Problem - Take from the listing each line that has the string "Coordinator".

Stored data entries
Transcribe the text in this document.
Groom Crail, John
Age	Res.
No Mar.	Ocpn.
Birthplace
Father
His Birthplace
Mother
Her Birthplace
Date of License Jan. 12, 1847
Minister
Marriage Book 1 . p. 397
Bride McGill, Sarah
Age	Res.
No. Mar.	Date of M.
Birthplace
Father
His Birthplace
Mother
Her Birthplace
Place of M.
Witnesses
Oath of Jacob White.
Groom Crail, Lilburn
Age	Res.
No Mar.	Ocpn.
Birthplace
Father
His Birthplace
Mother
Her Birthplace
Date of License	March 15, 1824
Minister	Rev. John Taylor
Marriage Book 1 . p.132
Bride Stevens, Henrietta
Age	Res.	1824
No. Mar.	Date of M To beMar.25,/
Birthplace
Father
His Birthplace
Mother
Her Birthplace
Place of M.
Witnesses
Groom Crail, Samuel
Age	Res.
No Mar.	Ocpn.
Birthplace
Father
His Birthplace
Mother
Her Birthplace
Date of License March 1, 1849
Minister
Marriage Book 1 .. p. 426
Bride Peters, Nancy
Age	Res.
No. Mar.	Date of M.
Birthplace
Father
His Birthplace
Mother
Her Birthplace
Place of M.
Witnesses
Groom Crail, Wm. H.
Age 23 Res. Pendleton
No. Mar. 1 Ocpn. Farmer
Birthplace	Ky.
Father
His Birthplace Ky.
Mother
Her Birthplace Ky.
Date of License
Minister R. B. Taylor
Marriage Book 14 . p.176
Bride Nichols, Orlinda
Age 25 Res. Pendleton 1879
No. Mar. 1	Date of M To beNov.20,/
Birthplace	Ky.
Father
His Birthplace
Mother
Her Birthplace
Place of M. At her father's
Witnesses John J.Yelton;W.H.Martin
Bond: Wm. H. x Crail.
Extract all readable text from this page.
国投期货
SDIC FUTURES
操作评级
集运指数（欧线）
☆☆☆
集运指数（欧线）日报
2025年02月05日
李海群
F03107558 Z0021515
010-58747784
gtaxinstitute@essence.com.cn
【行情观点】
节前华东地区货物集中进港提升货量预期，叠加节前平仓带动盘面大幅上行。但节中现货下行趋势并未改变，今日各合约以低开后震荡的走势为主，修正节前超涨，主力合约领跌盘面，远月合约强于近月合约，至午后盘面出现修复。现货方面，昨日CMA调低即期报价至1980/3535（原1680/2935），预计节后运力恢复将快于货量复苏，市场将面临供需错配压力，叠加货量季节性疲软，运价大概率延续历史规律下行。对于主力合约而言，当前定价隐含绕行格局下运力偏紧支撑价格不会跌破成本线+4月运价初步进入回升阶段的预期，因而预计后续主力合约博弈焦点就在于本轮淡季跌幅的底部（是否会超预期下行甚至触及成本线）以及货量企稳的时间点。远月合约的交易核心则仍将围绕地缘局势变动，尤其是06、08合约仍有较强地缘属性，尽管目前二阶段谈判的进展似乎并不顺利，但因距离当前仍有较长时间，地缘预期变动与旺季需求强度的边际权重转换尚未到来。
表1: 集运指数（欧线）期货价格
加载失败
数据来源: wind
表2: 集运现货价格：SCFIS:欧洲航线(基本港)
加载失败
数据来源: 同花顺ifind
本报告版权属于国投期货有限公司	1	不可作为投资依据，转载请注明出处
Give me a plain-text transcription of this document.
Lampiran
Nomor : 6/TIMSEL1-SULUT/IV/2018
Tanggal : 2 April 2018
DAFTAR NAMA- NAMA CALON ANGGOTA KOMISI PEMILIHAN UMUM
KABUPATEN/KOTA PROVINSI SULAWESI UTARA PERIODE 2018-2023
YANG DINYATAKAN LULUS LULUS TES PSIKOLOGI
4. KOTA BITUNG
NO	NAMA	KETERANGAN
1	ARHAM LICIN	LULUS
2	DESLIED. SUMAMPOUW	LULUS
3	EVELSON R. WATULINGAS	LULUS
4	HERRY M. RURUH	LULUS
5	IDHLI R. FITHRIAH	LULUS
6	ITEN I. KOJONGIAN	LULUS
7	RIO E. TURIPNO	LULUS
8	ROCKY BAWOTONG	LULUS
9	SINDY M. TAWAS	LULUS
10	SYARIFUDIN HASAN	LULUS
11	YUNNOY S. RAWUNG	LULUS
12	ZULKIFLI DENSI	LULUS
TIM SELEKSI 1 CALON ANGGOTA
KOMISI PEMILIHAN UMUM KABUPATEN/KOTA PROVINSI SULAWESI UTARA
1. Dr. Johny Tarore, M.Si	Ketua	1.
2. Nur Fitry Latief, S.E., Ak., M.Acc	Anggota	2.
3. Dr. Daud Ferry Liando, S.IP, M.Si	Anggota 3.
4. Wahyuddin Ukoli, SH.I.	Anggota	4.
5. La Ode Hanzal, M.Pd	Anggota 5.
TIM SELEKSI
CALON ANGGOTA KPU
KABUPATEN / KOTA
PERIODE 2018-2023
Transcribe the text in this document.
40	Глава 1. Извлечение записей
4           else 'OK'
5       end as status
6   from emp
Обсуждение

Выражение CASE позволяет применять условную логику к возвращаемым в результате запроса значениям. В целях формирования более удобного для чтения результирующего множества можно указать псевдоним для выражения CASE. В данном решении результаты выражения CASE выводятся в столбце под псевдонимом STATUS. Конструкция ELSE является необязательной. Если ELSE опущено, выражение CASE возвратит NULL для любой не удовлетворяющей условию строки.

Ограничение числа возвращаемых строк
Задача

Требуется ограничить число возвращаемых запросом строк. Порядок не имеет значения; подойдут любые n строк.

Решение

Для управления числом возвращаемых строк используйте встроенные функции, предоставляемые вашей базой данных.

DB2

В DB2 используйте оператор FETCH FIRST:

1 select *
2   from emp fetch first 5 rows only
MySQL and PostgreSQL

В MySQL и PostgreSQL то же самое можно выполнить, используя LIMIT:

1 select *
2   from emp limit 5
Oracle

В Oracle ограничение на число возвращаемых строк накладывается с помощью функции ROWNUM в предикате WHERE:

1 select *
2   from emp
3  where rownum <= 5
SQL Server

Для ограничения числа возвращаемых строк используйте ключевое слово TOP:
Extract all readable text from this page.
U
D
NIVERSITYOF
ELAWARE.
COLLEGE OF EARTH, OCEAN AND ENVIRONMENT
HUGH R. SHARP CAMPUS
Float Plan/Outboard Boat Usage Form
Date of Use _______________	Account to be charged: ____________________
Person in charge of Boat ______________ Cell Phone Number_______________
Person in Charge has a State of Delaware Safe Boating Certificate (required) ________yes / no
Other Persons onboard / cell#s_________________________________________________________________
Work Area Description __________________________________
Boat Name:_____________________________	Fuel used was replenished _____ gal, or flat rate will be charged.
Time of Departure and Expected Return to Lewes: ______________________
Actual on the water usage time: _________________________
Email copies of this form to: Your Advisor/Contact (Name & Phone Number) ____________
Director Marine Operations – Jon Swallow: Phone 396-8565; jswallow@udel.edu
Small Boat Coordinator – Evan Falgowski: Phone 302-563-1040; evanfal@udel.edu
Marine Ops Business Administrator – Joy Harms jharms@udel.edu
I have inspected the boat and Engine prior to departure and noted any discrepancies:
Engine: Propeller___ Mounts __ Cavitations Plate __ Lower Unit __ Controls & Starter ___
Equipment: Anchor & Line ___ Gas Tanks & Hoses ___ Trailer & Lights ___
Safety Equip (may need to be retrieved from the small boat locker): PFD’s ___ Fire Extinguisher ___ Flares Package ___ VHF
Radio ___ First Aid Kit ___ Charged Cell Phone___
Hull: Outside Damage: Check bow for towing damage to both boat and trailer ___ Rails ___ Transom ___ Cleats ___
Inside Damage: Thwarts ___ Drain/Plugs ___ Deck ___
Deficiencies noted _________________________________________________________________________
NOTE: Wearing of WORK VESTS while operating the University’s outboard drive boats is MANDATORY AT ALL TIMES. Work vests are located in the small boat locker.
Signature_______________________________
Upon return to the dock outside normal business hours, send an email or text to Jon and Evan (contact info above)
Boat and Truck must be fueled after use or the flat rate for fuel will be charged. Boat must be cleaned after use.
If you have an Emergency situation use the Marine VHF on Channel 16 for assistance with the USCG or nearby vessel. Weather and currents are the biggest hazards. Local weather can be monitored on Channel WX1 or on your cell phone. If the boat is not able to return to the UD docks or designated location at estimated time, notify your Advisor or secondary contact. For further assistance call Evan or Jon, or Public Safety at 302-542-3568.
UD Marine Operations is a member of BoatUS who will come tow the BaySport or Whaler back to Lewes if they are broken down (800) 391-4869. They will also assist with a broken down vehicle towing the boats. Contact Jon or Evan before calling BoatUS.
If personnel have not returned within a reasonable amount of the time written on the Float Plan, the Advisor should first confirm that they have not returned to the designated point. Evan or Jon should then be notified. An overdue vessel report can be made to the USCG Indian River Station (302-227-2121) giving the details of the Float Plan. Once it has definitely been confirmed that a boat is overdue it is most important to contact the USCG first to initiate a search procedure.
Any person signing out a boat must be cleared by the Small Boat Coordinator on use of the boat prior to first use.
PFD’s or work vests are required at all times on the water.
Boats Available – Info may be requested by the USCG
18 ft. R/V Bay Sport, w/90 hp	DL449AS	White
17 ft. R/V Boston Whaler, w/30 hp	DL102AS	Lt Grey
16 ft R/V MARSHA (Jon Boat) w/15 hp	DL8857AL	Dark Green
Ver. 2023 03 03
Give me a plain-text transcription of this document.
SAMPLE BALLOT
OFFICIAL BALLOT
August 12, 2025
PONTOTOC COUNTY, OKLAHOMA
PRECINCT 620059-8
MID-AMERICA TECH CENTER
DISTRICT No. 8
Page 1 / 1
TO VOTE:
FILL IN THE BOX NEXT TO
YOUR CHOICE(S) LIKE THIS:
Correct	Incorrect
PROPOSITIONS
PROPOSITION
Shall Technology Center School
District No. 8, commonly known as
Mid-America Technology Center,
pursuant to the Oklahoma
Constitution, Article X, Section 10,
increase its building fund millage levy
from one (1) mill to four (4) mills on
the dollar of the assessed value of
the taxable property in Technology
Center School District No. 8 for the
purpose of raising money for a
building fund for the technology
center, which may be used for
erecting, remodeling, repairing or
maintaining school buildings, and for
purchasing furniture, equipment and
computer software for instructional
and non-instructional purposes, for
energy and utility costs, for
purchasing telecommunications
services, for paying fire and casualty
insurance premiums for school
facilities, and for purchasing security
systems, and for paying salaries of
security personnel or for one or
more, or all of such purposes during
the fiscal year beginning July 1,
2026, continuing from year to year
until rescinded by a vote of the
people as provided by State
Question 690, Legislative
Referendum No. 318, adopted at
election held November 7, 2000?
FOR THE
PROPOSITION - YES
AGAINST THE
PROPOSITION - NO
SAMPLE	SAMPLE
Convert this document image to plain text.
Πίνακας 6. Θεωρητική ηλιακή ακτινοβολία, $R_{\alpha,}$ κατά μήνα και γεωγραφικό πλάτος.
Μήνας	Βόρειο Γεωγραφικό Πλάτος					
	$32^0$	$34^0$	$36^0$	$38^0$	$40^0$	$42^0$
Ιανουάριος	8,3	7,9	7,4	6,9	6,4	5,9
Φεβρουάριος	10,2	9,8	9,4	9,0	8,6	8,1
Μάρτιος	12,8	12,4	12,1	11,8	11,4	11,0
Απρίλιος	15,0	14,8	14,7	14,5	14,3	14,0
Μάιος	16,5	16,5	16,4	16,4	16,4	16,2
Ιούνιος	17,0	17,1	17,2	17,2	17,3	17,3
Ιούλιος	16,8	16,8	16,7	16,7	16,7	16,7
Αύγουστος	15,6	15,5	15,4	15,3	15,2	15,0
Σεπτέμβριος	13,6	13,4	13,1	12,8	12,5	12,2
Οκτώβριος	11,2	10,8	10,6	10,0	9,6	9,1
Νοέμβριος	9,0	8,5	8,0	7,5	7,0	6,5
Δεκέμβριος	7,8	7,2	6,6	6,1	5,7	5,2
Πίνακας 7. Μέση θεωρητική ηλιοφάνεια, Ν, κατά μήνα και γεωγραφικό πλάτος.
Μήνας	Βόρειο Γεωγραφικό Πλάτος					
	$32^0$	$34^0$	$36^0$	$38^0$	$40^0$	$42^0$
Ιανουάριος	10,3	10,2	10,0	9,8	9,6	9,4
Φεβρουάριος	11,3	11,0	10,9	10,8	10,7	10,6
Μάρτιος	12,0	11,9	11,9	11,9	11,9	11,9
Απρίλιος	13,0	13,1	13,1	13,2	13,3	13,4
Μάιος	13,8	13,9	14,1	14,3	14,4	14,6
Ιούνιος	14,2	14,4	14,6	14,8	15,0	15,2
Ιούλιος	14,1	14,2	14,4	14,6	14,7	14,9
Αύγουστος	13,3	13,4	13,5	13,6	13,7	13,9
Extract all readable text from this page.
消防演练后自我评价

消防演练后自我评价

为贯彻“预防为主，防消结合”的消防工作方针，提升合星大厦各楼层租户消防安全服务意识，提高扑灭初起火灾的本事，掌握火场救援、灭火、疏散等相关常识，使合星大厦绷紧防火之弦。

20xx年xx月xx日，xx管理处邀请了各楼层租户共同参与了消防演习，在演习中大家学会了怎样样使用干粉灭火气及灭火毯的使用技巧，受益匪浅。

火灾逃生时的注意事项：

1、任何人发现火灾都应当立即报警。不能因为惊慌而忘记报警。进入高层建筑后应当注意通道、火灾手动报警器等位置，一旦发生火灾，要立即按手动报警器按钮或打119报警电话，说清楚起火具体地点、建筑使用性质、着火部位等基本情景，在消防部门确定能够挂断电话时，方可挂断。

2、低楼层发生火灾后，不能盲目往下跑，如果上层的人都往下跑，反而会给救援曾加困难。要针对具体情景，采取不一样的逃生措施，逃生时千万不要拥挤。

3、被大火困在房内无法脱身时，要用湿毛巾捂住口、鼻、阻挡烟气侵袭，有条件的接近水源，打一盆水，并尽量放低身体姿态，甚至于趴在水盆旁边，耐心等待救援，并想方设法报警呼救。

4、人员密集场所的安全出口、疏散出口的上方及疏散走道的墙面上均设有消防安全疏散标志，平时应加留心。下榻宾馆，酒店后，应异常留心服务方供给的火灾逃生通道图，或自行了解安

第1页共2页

Worked answer -
Small Boat Coordinator – Evan Falgowski: Phone 302-563-1040; evanfal@udel.edu
Any person signing out a boat must be cleared by the Small Boat Coordinator on use of the boat prior to first use.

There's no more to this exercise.